**Aim of the exercise**
Which lines in the records below contain the word "document"? Copy each one out.
[start of Given entries]
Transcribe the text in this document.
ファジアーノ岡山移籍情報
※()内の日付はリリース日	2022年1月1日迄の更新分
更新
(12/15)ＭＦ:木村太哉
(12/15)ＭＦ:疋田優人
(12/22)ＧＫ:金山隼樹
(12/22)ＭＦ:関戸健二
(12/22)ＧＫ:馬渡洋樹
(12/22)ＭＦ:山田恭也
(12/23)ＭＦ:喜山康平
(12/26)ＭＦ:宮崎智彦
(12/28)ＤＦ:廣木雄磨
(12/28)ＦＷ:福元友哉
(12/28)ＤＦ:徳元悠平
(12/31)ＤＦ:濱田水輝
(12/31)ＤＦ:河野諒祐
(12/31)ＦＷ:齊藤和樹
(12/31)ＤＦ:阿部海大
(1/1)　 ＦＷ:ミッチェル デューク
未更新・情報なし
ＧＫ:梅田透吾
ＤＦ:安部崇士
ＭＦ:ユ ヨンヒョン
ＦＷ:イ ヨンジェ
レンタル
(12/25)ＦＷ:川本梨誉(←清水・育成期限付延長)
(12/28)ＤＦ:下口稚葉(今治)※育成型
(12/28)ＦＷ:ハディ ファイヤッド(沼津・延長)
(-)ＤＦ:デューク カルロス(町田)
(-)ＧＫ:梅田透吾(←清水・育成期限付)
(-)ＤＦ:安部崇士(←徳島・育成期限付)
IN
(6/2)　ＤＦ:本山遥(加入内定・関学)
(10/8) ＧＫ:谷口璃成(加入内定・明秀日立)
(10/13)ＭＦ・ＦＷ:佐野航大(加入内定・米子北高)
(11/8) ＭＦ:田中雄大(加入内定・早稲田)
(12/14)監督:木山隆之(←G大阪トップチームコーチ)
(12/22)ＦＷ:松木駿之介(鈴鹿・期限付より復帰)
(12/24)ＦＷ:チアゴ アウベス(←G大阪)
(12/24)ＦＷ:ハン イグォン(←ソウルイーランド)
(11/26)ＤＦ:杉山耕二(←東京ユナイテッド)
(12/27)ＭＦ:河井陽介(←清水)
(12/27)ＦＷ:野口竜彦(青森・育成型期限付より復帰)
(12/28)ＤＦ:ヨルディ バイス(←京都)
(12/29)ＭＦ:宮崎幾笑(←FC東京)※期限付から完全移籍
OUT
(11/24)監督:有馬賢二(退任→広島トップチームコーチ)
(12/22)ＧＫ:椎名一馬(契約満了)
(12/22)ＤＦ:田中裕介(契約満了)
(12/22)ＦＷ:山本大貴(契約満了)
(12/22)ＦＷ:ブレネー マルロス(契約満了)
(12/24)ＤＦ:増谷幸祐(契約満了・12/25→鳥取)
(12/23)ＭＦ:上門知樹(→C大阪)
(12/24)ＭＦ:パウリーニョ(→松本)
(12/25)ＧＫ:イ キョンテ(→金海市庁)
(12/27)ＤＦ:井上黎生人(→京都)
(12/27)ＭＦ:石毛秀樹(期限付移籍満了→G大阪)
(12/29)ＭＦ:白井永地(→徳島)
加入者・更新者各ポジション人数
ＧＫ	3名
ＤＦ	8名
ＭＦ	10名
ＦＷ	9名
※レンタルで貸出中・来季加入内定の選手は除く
[end of Given entries]
[start of Given entries]
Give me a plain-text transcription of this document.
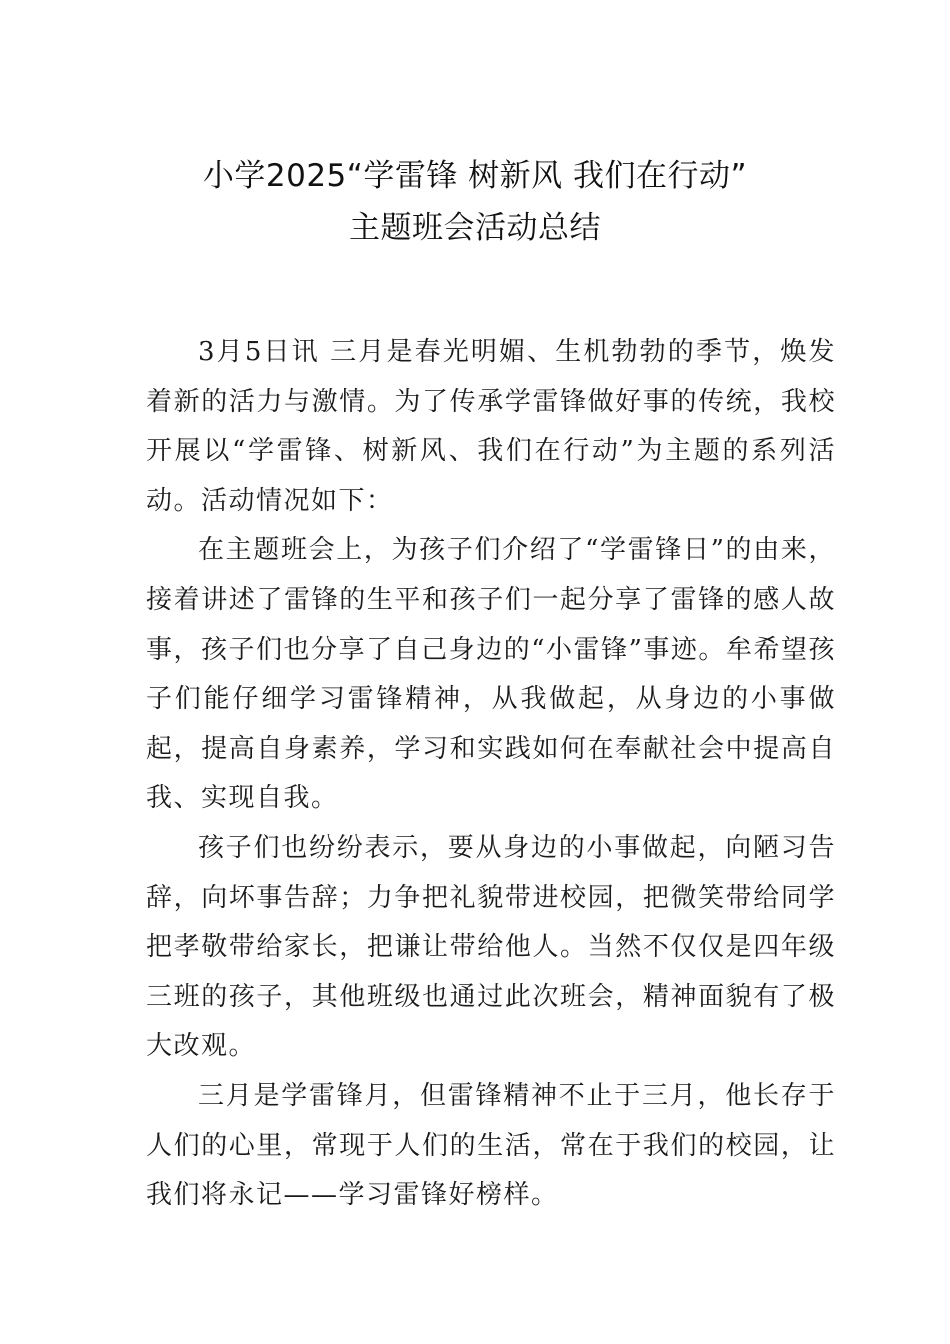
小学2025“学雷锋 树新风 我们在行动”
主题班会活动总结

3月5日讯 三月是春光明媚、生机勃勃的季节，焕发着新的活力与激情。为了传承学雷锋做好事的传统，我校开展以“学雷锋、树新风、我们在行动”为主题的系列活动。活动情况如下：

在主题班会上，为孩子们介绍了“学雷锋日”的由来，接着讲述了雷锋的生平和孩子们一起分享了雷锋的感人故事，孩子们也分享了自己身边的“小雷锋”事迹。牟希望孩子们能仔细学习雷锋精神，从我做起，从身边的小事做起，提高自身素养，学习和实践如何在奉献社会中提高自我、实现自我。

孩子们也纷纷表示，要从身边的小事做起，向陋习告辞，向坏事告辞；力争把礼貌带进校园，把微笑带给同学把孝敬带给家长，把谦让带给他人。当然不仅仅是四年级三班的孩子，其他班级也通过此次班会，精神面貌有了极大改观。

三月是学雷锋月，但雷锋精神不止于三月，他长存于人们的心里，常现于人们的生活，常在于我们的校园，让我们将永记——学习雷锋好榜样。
[end of Given entries]
**Written reply**
Transcribe the text in this document.
Give me a plain-text transcription of this document.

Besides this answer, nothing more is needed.